Which of the lines in the data mention the string "测试测试"? List them all.

§ **Records contained in a dataset**:
#####
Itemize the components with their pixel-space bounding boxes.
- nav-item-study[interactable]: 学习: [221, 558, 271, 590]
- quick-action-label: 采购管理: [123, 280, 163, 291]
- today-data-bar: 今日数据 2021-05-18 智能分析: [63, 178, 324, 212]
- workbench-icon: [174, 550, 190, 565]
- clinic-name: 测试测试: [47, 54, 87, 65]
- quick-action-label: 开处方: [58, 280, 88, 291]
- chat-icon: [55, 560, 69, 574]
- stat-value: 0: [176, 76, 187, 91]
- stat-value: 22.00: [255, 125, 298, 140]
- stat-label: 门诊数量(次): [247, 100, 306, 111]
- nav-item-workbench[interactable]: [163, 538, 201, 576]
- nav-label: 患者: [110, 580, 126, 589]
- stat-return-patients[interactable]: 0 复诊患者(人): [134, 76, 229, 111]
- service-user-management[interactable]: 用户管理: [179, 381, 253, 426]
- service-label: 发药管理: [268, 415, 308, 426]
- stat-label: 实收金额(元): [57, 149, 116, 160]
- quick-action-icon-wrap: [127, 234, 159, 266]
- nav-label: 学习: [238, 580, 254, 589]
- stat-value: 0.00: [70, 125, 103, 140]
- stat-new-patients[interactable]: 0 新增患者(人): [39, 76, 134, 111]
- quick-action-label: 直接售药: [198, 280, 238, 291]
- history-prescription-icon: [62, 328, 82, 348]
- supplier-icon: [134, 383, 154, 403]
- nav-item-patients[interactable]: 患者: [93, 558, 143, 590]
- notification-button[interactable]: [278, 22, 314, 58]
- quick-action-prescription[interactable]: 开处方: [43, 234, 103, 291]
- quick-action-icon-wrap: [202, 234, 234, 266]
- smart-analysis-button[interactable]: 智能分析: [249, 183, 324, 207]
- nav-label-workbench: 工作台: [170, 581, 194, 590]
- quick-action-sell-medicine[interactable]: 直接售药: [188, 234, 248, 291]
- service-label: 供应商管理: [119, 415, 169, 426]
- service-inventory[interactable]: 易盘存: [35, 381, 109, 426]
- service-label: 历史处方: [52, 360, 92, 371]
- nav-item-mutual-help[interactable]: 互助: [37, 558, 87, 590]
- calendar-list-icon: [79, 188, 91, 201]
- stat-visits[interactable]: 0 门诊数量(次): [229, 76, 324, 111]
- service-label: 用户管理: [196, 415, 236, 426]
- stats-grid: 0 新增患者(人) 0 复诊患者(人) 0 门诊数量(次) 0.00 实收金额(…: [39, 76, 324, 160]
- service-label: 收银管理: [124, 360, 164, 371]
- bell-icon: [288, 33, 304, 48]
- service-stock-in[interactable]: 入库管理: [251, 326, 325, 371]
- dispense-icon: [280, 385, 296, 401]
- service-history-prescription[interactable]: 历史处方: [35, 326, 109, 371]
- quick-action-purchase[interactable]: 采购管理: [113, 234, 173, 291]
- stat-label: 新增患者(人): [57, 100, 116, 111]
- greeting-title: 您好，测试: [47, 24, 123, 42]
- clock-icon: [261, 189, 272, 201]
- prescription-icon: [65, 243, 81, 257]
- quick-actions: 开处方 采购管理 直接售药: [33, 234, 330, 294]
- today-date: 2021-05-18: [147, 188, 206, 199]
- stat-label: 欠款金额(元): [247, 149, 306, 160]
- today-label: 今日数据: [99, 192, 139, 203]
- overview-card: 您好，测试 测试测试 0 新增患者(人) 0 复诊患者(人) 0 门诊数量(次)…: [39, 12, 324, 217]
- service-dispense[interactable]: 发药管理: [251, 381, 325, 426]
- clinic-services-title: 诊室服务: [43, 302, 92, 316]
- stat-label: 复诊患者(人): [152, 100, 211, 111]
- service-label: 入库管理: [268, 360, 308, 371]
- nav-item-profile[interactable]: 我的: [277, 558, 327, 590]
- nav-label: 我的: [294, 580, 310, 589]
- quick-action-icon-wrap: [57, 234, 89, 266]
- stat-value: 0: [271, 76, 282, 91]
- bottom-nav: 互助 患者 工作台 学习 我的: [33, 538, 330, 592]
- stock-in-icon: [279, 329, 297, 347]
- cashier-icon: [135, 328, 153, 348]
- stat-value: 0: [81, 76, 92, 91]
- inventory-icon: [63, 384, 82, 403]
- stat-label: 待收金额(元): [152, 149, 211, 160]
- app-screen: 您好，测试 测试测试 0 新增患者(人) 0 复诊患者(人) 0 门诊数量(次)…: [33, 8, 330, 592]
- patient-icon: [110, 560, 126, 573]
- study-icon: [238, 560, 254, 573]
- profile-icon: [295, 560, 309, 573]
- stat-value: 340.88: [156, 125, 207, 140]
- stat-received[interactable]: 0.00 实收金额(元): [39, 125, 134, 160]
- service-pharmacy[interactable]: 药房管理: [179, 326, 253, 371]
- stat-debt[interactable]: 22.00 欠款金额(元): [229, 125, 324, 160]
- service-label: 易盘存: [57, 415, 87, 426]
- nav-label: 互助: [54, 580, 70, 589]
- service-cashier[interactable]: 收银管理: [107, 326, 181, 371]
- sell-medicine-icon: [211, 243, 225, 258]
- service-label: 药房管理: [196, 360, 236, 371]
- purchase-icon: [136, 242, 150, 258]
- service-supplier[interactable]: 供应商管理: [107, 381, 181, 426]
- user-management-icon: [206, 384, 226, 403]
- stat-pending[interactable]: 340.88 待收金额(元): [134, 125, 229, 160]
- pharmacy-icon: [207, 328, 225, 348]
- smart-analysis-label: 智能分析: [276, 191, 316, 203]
#####
§ **Result of this exercise**:
- clinic-name: 测试测试: [47, 54, 87, 65]
- overview-card: 您好，测试 测试测试 0 新增患者(人) 0 复诊患者(人) 0 门诊数量(次)…: [39, 12, 324, 217]
- app-screen: 您好，测试 测试测试 0 新增患者(人) 0 复诊患者(人) 0 门诊数量(次)…: [33, 8, 330, 592]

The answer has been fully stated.